▶ _Data for this exercise_

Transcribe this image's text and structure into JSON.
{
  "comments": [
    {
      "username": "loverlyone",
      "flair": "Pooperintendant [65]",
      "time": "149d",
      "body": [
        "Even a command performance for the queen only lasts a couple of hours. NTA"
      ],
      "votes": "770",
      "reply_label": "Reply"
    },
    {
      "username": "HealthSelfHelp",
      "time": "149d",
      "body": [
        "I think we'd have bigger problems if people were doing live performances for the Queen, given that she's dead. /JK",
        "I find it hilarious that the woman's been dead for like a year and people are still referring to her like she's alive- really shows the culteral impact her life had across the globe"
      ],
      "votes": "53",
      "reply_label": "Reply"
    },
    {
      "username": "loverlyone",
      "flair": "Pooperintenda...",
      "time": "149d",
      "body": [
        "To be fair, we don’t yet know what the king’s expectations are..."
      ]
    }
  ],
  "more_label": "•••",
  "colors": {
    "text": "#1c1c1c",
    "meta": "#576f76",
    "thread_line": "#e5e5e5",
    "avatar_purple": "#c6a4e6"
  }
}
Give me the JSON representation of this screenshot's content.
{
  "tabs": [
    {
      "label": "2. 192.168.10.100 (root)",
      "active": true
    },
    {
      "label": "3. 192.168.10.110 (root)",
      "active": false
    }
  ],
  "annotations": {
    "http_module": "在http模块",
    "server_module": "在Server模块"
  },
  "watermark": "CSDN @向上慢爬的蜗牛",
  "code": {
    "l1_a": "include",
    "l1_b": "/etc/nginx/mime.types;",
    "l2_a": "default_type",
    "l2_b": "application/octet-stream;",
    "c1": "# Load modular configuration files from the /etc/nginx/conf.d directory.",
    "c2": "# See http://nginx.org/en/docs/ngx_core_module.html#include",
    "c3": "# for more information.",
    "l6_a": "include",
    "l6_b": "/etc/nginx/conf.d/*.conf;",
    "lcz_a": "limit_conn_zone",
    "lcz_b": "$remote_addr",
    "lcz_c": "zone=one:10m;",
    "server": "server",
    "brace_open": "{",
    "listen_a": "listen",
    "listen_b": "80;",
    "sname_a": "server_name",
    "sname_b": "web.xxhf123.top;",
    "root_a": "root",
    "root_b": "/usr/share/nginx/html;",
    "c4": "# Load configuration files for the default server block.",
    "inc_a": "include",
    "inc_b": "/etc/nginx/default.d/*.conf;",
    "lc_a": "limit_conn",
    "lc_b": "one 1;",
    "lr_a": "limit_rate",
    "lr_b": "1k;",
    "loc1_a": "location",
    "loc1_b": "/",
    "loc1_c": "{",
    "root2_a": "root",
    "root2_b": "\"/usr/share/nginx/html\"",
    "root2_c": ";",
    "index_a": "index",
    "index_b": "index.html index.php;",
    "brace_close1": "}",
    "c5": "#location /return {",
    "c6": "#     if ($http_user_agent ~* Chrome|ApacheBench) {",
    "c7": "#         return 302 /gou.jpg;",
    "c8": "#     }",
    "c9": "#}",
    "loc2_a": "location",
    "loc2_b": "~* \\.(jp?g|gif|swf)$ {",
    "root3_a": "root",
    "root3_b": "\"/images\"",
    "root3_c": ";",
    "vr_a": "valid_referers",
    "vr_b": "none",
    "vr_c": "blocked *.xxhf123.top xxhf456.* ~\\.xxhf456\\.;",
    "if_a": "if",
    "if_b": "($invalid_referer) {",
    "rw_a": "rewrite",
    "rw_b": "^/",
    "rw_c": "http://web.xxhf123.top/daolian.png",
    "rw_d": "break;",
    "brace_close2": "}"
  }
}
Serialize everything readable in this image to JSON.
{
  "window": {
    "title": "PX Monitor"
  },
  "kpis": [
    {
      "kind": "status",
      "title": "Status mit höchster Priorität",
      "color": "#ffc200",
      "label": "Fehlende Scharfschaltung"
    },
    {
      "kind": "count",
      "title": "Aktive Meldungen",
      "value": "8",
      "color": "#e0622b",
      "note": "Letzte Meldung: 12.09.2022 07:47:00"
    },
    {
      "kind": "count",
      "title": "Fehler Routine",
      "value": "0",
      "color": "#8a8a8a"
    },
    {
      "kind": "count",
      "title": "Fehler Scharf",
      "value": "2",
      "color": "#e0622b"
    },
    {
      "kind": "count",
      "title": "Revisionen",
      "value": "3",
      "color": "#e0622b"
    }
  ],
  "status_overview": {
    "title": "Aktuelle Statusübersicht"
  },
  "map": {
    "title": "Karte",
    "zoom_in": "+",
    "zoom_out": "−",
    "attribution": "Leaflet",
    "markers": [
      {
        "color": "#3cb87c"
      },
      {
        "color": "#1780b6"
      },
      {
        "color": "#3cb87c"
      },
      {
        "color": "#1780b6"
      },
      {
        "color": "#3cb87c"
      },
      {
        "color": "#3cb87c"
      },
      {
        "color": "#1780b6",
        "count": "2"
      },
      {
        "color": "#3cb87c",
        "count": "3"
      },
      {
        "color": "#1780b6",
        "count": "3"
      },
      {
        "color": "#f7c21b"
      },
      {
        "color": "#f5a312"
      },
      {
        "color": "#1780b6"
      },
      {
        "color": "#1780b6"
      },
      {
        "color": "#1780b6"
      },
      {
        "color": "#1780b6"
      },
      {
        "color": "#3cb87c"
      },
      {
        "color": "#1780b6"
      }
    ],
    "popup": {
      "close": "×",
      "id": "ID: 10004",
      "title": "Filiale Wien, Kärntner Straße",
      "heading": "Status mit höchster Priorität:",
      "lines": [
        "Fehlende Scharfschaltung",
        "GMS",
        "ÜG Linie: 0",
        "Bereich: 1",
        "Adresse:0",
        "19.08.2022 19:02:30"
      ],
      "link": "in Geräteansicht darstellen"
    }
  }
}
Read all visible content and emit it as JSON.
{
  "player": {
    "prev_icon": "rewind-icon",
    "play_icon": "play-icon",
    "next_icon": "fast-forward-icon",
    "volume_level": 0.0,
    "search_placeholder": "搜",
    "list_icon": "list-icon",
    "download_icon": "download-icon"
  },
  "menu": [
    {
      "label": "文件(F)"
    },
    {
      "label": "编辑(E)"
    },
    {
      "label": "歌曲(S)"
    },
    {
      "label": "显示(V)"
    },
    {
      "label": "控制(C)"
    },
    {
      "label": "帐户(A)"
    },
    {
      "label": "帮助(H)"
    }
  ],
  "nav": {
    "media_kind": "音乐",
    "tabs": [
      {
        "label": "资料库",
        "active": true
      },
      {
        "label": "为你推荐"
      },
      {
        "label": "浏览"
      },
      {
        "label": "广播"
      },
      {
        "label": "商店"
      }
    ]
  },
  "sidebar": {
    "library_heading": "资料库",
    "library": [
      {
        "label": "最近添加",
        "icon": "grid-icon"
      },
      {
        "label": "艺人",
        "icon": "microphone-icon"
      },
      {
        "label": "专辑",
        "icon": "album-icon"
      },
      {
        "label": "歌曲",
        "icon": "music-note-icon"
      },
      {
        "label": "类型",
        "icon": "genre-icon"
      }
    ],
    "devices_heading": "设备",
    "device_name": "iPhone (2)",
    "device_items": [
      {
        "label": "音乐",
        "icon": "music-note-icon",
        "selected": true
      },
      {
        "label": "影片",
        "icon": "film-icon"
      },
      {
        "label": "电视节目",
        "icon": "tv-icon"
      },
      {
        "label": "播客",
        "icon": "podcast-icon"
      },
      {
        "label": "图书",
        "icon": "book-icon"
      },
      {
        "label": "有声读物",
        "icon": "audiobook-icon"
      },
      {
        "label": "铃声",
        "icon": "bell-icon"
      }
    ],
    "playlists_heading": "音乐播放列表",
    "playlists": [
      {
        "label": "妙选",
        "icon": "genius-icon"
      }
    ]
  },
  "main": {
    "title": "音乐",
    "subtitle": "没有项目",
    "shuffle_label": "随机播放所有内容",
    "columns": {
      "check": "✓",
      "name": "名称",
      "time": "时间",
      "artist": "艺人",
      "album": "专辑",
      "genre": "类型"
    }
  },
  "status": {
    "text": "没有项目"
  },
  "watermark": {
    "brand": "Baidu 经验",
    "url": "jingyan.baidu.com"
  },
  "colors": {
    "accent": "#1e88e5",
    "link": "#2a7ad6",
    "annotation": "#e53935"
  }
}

▶ _Your objective_
Gather each line from the entries above that includes the word "text".

▶ _Written answer_
Transcribe this image's text and structure into JSON.
    "text": "#1c1c1c",
    "text": "没有项目"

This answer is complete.